### SHORT TASK
Change "point" to "marker" in the lines running from the line with "annotation: Cl/bpy' [488, 281, 524, 295]" up to and including the line with "point [378, 266, 390, 277]", and write out only those lines with nothing else altered.

### MATERIAL SHOWN
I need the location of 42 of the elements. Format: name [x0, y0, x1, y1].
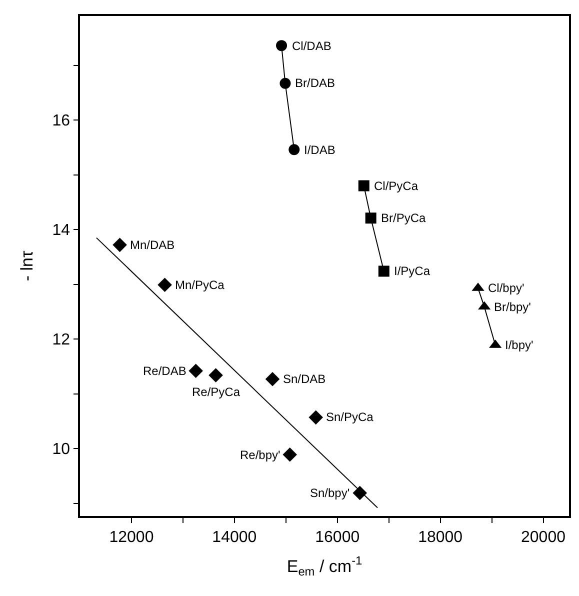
annotation: Cl/bpy' [488, 281, 524, 295]
point [288, 144, 300, 156]
point [208, 368, 223, 382]
point [112, 238, 127, 252]
point [282, 448, 298, 462]
annotation: Sn/bpy' [310, 486, 350, 500]
point [188, 364, 203, 378]
annotation: Cl/DAB [292, 39, 332, 53]
annotation: Cl/PyCa [374, 179, 418, 193]
point [265, 372, 280, 386]
annotation: Br/bpy' [494, 300, 531, 314]
annotation: Mn/PyCa [175, 278, 225, 292]
point [276, 40, 288, 52]
point [378, 266, 390, 277]
annotation: Sn/DAB [283, 372, 326, 386]
annotation: Br/PyCa [381, 211, 426, 225]
annotation: Re/bpy' [240, 448, 280, 462]
x-tick-label: 18000 [418, 528, 463, 546]
y-axis-title: - lnτ [17, 250, 36, 282]
annotation: I/bpy' [505, 338, 534, 352]
x-tick-label: 16000 [315, 528, 360, 546]
y-tick-label: 12 [52, 332, 70, 349]
point [308, 410, 323, 425]
annotation: Sn/PyCa [326, 410, 374, 424]
x-axis-title: E$_{em}$ / cm$^{-1}$ [286, 554, 363, 578]
point [358, 180, 370, 192]
x-tick-label: 20000 [521, 528, 566, 546]
annotation: I/DAB [304, 143, 336, 157]
annotation: Mn/DAB [130, 238, 175, 252]
point [280, 78, 291, 89]
y-tick-label: 10 [52, 441, 70, 458]
point [365, 212, 376, 224]
x-tick-label: 14000 [212, 528, 257, 546]
annotation: I/PyCa [394, 264, 430, 278]
annotation: Br/DAB [295, 76, 336, 90]
annotation: Re/DAB [143, 364, 186, 378]
x-tick-label: 12000 [109, 528, 154, 546]
y-tick-label: 16 [52, 112, 70, 130]
point [352, 486, 368, 500]
y-tick-label: 14 [52, 222, 70, 240]
annotation: Re/PyCa [192, 385, 240, 399]
point [158, 278, 172, 292]
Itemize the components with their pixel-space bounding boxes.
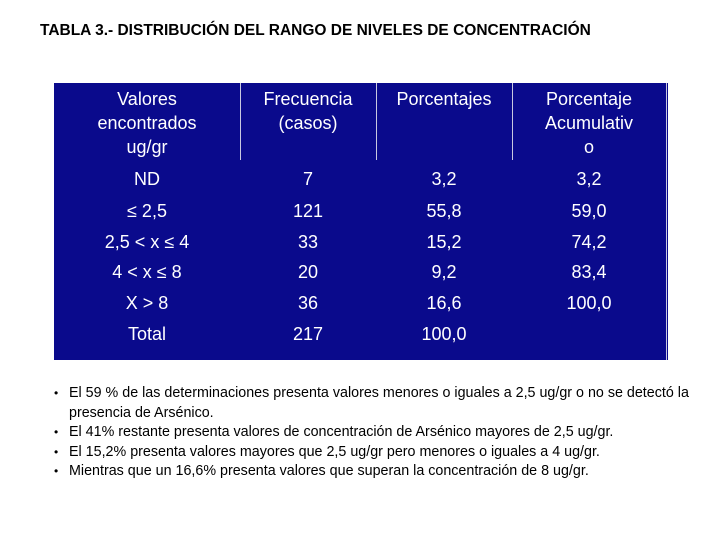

### THE SOLUTION
annotation: Cl/bpy' [488, 281, 524, 295]
marker [288, 144, 300, 156]
marker [208, 368, 223, 382]
marker [112, 238, 127, 252]
marker [282, 448, 298, 462]
annotation: Sn/bpy' [310, 486, 350, 500]
marker [188, 364, 203, 378]
annotation: Cl/DAB [292, 39, 332, 53]
annotation: Cl/PyCa [374, 179, 418, 193]
marker [265, 372, 280, 386]
annotation: Br/bpy' [494, 300, 531, 314]
annotation: Mn/PyCa [175, 278, 225, 292]
marker [276, 40, 288, 52]
marker [378, 266, 390, 277]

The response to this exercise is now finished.